→ **What needs to be done**:
Leave every picture out and write out the records below exactly.

[Figure content listings]
---

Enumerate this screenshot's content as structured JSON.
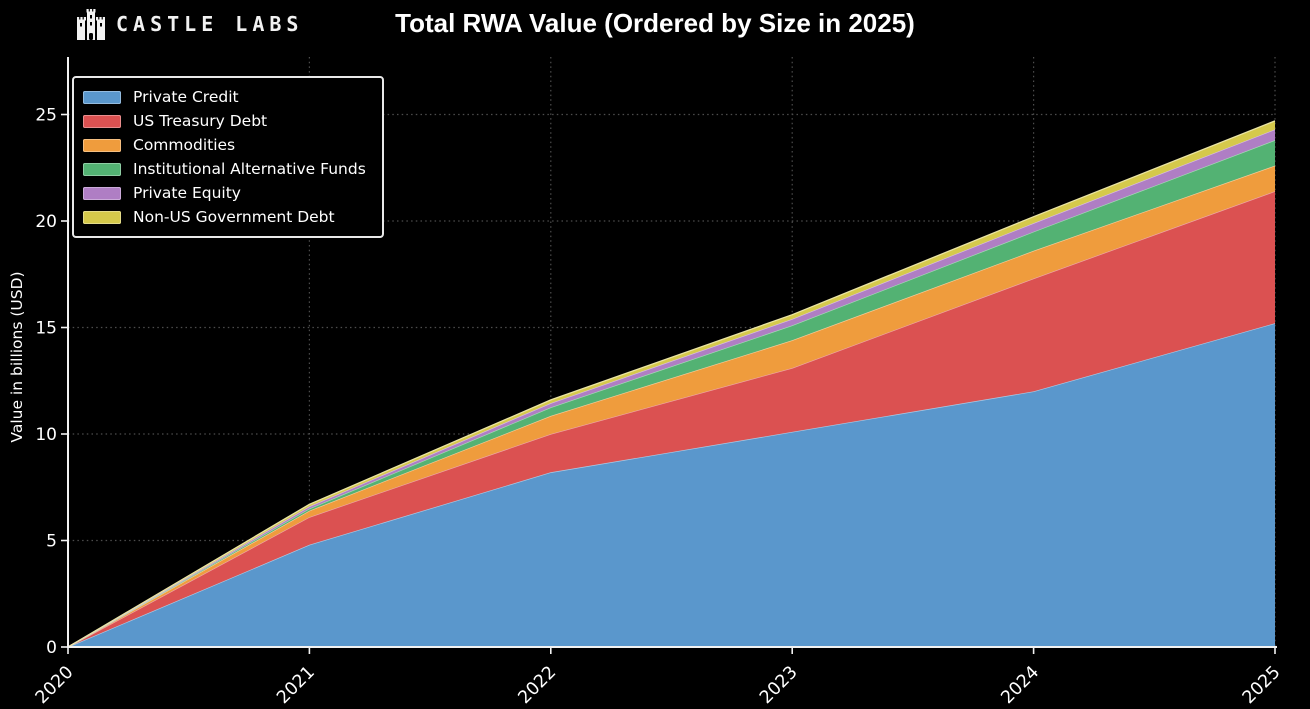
{
  "header": {
    "brand": "CASTLE LABS"
  },
  "chart_data": {
    "type": "area",
    "stacked": true,
    "title": "Total RWA Value (Ordered by Size in 2025)",
    "x": [
      2020,
      2021,
      2022,
      2023,
      2024,
      2025
    ],
    "series": [
      {
        "name": "Private Credit",
        "color": "#5A97CC",
        "values": [
          0,
          4.8,
          8.2,
          10.1,
          12.0,
          15.2
        ]
      },
      {
        "name": "US Treasury Debt",
        "color": "#DB5151",
        "values": [
          0,
          1.3,
          1.8,
          3.0,
          5.3,
          6.2
        ]
      },
      {
        "name": "Commodities",
        "color": "#EF9C3D",
        "values": [
          0,
          0.3,
          0.85,
          1.3,
          1.3,
          1.2
        ]
      },
      {
        "name": "Institutional Alternative Funds",
        "color": "#53B273",
        "values": [
          0,
          0.1,
          0.4,
          0.7,
          0.9,
          1.2
        ]
      },
      {
        "name": "Private Equity",
        "color": "#AF7EC4",
        "values": [
          0,
          0.1,
          0.2,
          0.3,
          0.4,
          0.5
        ]
      },
      {
        "name": "Non-US Government Debt",
        "color": "#D5C94B",
        "values": [
          0,
          0.1,
          0.15,
          0.2,
          0.3,
          0.4
        ]
      }
    ],
    "xlabel": "",
    "ylabel": "Value in billions (USD)",
    "yticks": [
      0,
      5,
      10,
      15,
      20,
      25
    ],
    "ylim": [
      0,
      27.7
    ],
    "xlim": [
      2020,
      2025
    ],
    "grid": "dotted",
    "legend_position": "upper-left",
    "colors": {
      "background": "#000000",
      "axis": "#f2f2f2",
      "grid": "#4d4d4d",
      "text": "#ffffff"
    }
  }
}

---

→ **Written response**:
Enumerate this screenshot's content as structured JSON.
{
  "header": {
    "brand": "CASTLE LABS"
  },
  "chart_data": {
    "type": "area",
    "stacked": true,
    "title": "Total RWA Value (Ordered by Size in 2025)",
    "x": [
      2020,
      2021,
      2022,
      2023,
      2024,
      2025
    ],
    "series": [
      {
        "name": "Private Credit",
        "color": "#5A97CC",
        "values": [
          0,
          4.8,
          8.2,
          10.1,
          12.0,
          15.2
        ]
      },
      {
        "name": "US Treasury Debt",
        "color": "#DB5151",
        "values": [
          0,
          1.3,
          1.8,
          3.0,
          5.3,
          6.2
        ]
      },
      {
        "name": "Commodities",
        "color": "#EF9C3D",
        "values": [
          0,
          0.3,
          0.85,
          1.3,
          1.3,
          1.2
        ]
      },
      {
        "name": "Institutional Alternative Funds",
        "color": "#53B273",
        "values": [
          0,
          0.1,
          0.4,
          0.7,
          0.9,
          1.2
        ]
      },
      {
        "name": "Private Equity",
        "color": "#AF7EC4",
        "values": [
          0,
          0.1,
          0.2,
          0.3,
          0.4,
          0.5
        ]
      },
      {
        "name": "Non-US Government Debt",
        "color": "#D5C94B",
        "values": [
          0,
          0.1,
          0.15,
          0.2,
          0.3,
          0.4
        ]
      }
    ],
    "xlabel": "",
    "ylabel": "Value in billions (USD)",
    "yticks": [
      0,
      5,
      10,
      15,
      20,
      25
    ],
    "ylim": [
      0,
      27.7
    ],
    "xlim": [
      2020,
      2025
    ],
    "grid": "dotted",
    "legend_position": "upper-left",
    "colors": {
      "background": "#000000",
      "axis": "#f2f2f2",
      "grid": "#4d4d4d",
      "text": "#ffffff"
    }
  }
}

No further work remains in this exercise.